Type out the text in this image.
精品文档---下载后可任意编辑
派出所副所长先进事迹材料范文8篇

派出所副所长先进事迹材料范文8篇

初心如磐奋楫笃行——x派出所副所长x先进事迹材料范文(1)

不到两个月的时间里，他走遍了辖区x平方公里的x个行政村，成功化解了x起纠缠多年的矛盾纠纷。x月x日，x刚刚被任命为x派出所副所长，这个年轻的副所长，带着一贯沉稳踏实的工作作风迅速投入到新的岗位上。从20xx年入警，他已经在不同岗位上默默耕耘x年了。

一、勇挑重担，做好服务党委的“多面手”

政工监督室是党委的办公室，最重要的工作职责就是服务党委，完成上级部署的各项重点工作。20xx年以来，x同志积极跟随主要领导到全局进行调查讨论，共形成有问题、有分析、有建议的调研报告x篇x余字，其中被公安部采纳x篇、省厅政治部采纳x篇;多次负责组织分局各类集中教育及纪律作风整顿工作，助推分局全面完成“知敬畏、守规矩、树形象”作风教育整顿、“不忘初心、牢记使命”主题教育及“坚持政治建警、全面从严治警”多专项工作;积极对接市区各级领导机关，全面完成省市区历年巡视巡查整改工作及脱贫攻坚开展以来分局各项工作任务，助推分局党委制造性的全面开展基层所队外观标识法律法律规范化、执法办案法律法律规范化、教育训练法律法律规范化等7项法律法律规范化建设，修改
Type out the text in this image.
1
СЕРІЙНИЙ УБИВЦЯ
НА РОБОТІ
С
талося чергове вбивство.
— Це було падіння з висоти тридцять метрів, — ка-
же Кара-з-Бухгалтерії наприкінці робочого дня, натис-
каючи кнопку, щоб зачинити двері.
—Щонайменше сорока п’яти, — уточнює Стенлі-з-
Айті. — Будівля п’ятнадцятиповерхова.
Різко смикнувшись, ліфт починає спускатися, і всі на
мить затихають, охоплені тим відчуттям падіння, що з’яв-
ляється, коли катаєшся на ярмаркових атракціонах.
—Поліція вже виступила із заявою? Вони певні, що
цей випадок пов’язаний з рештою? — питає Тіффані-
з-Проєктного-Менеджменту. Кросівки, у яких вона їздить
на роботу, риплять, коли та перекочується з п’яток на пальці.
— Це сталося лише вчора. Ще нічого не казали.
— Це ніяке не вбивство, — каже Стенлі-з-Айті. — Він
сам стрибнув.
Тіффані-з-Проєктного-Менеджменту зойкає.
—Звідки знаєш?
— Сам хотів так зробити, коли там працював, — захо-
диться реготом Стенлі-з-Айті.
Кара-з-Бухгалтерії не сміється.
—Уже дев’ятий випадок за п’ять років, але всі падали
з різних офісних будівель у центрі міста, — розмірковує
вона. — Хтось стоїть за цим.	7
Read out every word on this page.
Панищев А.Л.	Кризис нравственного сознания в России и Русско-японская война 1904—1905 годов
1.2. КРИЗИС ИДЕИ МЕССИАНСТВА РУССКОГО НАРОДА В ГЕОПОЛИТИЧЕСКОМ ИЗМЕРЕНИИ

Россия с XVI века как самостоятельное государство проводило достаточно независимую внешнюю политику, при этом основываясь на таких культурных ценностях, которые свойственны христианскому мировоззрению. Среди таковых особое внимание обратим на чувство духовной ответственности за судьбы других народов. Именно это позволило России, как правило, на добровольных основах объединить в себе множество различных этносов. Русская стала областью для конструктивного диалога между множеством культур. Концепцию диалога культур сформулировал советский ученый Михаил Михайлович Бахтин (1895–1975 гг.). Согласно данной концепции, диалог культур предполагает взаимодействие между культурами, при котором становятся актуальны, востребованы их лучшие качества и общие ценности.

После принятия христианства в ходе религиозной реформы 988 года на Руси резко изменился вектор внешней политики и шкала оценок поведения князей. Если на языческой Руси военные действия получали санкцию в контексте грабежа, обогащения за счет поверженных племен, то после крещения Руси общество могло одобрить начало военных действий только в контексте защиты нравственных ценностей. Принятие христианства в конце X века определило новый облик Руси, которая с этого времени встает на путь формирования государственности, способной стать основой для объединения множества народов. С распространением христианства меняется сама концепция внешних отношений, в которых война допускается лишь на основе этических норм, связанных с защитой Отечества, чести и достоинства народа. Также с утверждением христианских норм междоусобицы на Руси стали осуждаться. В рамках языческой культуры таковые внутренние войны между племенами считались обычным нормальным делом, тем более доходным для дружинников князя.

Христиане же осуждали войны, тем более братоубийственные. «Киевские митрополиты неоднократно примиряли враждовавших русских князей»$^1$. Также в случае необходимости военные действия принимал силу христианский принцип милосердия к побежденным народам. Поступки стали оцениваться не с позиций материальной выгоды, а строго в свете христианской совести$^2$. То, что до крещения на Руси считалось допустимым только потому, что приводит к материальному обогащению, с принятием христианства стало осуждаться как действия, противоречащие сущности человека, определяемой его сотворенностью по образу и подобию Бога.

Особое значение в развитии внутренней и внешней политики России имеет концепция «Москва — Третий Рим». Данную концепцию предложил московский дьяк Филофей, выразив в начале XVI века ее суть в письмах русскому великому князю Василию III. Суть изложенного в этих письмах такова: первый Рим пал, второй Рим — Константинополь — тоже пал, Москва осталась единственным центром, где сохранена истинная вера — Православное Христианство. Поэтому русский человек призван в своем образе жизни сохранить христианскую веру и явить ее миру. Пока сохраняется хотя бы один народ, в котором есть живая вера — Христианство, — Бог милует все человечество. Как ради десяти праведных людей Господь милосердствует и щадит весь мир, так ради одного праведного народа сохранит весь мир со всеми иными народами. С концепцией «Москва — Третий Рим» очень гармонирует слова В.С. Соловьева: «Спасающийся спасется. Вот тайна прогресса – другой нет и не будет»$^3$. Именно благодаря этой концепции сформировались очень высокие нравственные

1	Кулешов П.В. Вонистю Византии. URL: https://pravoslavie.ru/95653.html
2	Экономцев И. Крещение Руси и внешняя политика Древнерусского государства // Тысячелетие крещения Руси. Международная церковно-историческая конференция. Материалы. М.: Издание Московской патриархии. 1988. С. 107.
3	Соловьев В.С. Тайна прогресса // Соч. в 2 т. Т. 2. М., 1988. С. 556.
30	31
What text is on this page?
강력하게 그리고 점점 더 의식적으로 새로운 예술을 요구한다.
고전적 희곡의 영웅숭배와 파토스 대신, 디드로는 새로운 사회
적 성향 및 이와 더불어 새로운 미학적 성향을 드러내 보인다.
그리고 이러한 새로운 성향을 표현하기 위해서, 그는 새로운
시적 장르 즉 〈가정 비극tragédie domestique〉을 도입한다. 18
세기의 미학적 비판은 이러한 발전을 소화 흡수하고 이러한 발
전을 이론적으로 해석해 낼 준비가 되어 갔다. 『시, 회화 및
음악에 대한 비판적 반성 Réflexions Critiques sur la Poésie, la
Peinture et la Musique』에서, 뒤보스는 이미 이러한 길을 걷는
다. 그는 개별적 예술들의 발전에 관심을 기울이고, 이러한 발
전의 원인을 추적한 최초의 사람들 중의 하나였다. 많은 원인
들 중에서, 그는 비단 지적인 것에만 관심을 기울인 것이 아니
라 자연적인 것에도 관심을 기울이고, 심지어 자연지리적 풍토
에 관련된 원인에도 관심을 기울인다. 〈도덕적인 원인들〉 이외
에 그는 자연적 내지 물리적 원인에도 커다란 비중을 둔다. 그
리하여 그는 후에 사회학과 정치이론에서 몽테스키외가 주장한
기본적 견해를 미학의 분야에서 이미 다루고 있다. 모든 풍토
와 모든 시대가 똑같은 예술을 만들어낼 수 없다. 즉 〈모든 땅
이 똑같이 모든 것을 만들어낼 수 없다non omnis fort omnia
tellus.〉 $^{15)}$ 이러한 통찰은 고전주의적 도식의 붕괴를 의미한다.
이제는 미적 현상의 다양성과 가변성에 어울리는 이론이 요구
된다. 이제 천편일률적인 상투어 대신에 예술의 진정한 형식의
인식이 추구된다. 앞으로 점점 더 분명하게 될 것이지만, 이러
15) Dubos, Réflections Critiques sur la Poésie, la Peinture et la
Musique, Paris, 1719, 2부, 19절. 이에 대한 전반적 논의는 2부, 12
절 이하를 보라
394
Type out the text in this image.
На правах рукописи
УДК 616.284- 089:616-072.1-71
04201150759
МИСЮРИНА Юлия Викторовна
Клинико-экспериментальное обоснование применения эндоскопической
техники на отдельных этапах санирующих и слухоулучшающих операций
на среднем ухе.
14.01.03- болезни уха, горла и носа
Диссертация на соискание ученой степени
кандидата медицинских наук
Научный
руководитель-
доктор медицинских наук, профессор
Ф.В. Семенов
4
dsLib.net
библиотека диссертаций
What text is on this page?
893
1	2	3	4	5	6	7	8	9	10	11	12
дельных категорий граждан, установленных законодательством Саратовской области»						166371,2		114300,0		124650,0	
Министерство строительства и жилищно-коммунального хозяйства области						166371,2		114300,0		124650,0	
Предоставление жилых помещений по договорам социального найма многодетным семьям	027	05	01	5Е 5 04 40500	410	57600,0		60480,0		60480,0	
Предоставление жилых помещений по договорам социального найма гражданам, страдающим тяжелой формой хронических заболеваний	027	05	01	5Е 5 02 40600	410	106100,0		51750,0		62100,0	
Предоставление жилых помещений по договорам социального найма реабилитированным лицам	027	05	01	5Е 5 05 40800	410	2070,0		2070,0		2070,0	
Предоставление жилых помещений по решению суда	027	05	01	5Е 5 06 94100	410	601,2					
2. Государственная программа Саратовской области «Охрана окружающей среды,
-------
* [TASK OBJECTIVE]: Which lines hold the word "помещений"? Show each one.

* [FULL RESPONSE]:
Предоставление жилых помещений по договорам социального найма многодетным семьям	027	05	01	5Е 5 04 40500	410	57600,0		60480,0		60480,0	
Предоставление жилых помещений по договорам социального найма гражданам, страдающим тяжелой формой хронических заболеваний	027	05	01	5Е 5 02 40600	410	106100,0		51750,0		62100,0	
Предоставление жилых помещений по договорам социального найма реабилитированным лицам	027	05	01	5Е 5 05 40800	410	2070,0		2070,0		2070,0	
Предоставление жилых помещений по решению суда	027	05	01	5Е 5 06 94100	410	601,2					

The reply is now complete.